#### EXERCISE MATERIALS ####
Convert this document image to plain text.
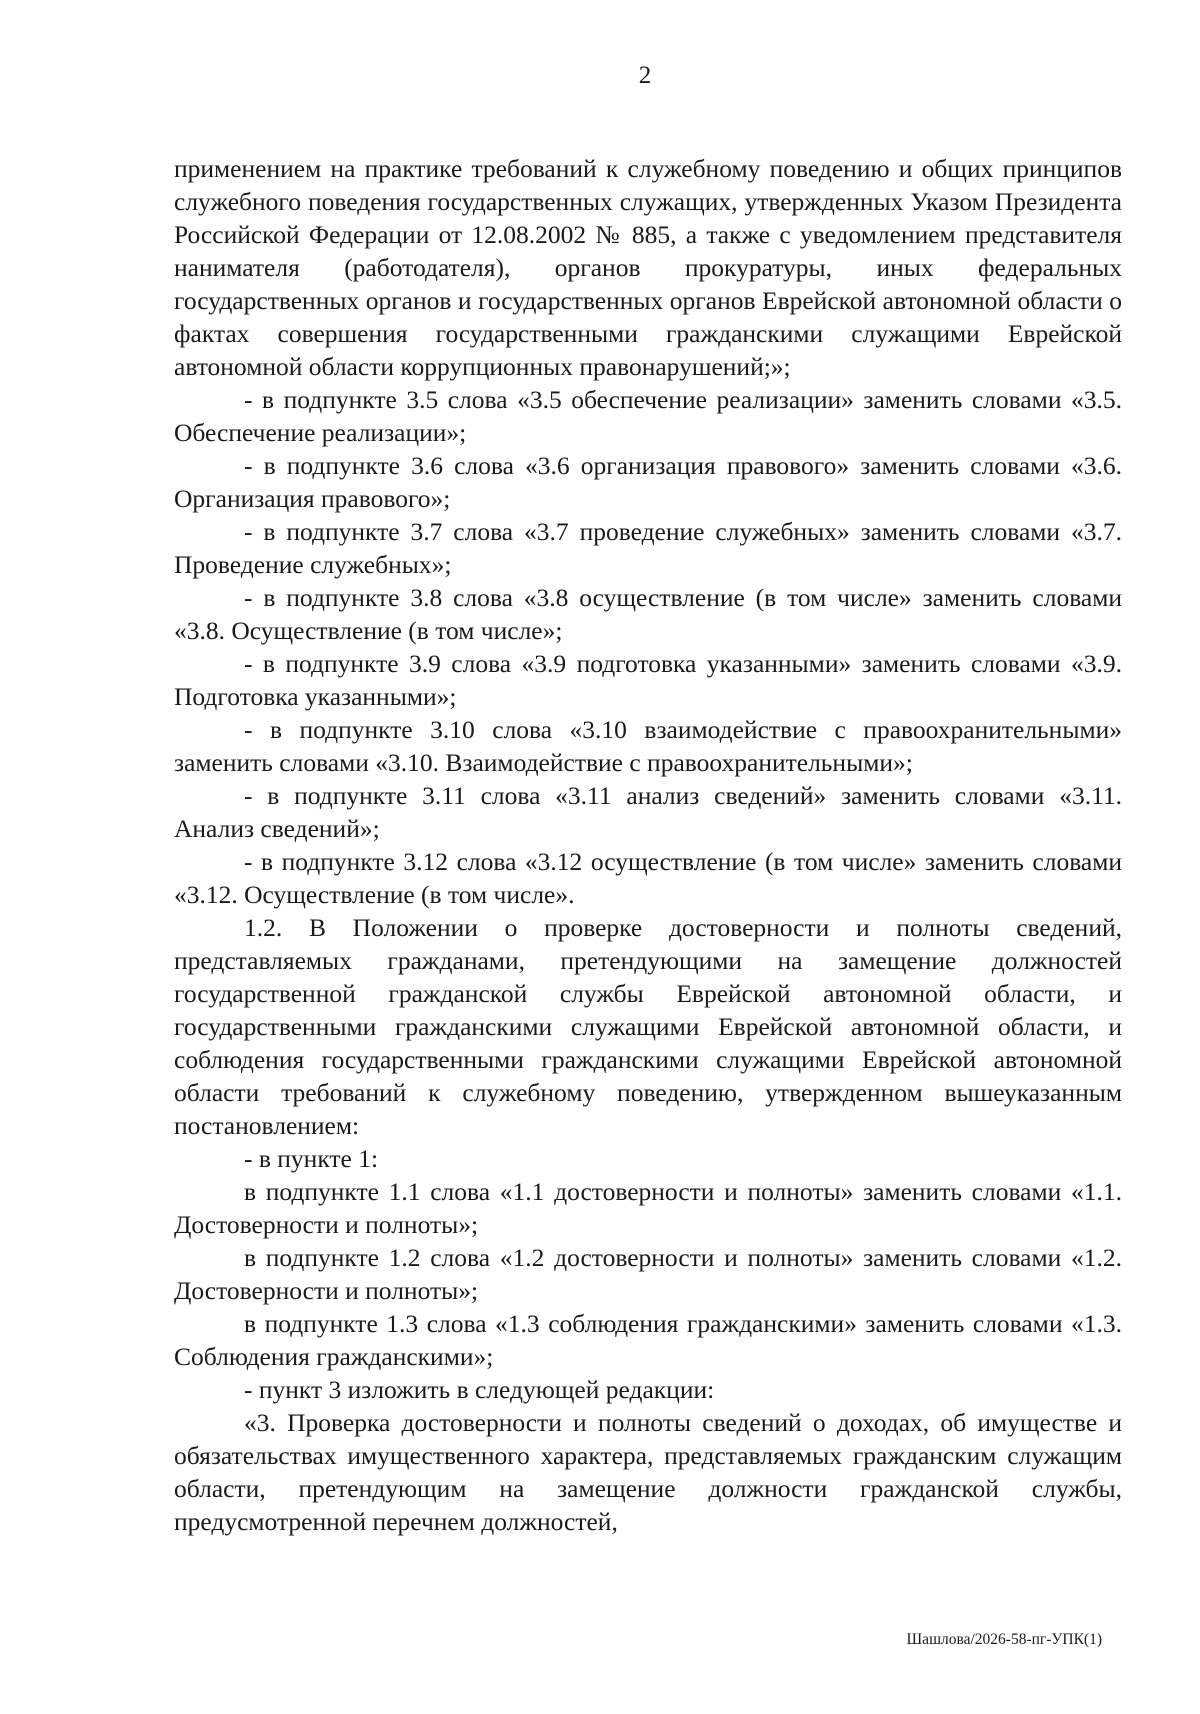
2

применением на практике требований к служебному поведению и общих принципов служебного поведения государственных служащих, утвержденных Указом Президента Российской Федерации от 12.08.2002 № 885, а также с уведомлением представителя нанимателя (работодателя), органов прокуратуры, иных федеральных государственных органов и государственных органов Еврейской автономной области о фактах совершения государственными гражданскими служащими Еврейской автономной области коррупционных правонарушений;»;

- в подпункте 3.5 слова «3.5 обеспечение реализации» заменить словами «3.5. Обеспечение реализации»;

- в подпункте 3.6 слова «3.6 организация правового» заменить словами «3.6. Организация правового»;

- в подпункте 3.7 слова «3.7 проведение служебных» заменить словами «3.7. Проведение служебных»;

- в подпункте 3.8 слова «3.8 осуществление (в том числе» заменить словами «3.8. Осуществление (в том числе»;

- в подпункте 3.9 слова «3.9 подготовка указанными» заменить словами «3.9. Подготовка указанными»;

- в подпункте 3.10 слова «3.10 взаимодействие с правоохранительными» заменить словами «3.10. Взаимодействие с правоохранительными»;

- в подпункте 3.11 слова «3.11 анализ сведений» заменить словами «3.11. Анализ сведений»;

- в подпункте 3.12 слова «3.12 осуществление (в том числе» заменить словами «3.12. Осуществление (в том числе».

1.2. В Положении о проверке достоверности и полноты сведений, представляемых гражданами, претендующими на замещение должностей государственной гражданской службы Еврейской автономной области, и государственными гражданскими служащими Еврейской автономной области, и соблюдения государственными гражданскими служащими Еврейской автономной области требований к служебному поведению, утвержденном вышеуказанным постановлением:

- в пункте 1:

в подпункте 1.1 слова «1.1 достоверности и полноты» заменить словами «1.1. Достоверности и полноты»;

в подпункте 1.2 слова «1.2 достоверности и полноты» заменить словами «1.2. Достоверности и полноты»;

в подпункте 1.3 слова «1.3 соблюдения гражданскими» заменить словами «1.3. Соблюдения гражданскими»;

- пункт 3 изложить в следующей редакции:

«3. Проверка достоверности и полноты сведений о доходах, об имуществе и обязательствах имущественного характера, представляемых гражданским служащим области, претендующим на замещение должности гражданской службы, предусмотренной перечнем должностей,

Шашлова/2026-58-пг-УПК(1)
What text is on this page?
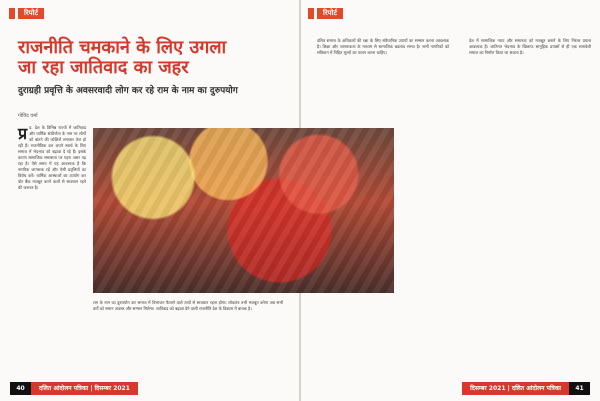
रिपोर्ट
राजनीति चमकाने के लिए उगला
जा रहा जातिवाद का जहर
दुराग्रही प्रवृत्ति के अवसरवादी लोग कर रहे राम के नाम का दुरुपयोग
गोविंद वर्मा
प्र प्र. देश के विभिन्न राज्यों में जातिवाद और धार्मिक संकीर्णता के नाम पर लोगों को बांटने की कोशिशें लगातार तेज हो रही हैं। राजनीतिक दल अपने स्वार्थ के लिए समाज में भेदभाव को बढ़ावा दे रहे हैं। इसके कारण सामाजिक समरसता पर गहरा असर पड़ रहा है। ऐसे समय में यह आवश्यक है कि नागरिक जागरूक रहें और ऐसी प्रवृत्तियों का विरोध करें। धार्मिक आस्थाओं का उपयोग कर वोट बैंक मजबूत करने वालों से सावधान रहने की जरूरत है।
राम के नाम का दुरुपयोग कर समाज में विभाजन फैलाने वाले तत्वों से सावधान रहना होगा। लोकतंत्र तभी मजबूत बनेगा जब सभी वर्गों को समान अवसर और सम्मान मिलेगा। जातिवाद को बढ़ावा देने वाली राजनीति देश के विकास में बाधक है।
40	दलित आंदोलन पत्रिका | दिसम्बर 2021
रिपोर्ट
दलित समाज के अधिकारों की रक्षा के लिए संवैधानिक उपायों का सम्मान करना आवश्यक है। शिक्षा और जागरूकता के माध्यम से सामाजिक बदलाव संभव है। सभी नागरिकों को संविधान में निहित मूल्यों का पालन करना चाहिए।
देश में सामाजिक न्याय और समानता को मजबूत बनाने के लिए निरंतर प्रयास आवश्यक हैं। जातिगत भेदभाव के खिलाफ सामूहिक प्रयासों से ही एक समावेशी समाज का निर्माण किया जा सकता है।
दिसम्बर 2021 | दलित आंदोलन पत्रिका	41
####
Take every line above carrying "this" and return it.

• **THE RESULT**
Convert this document image to plain text.
What text is on this page?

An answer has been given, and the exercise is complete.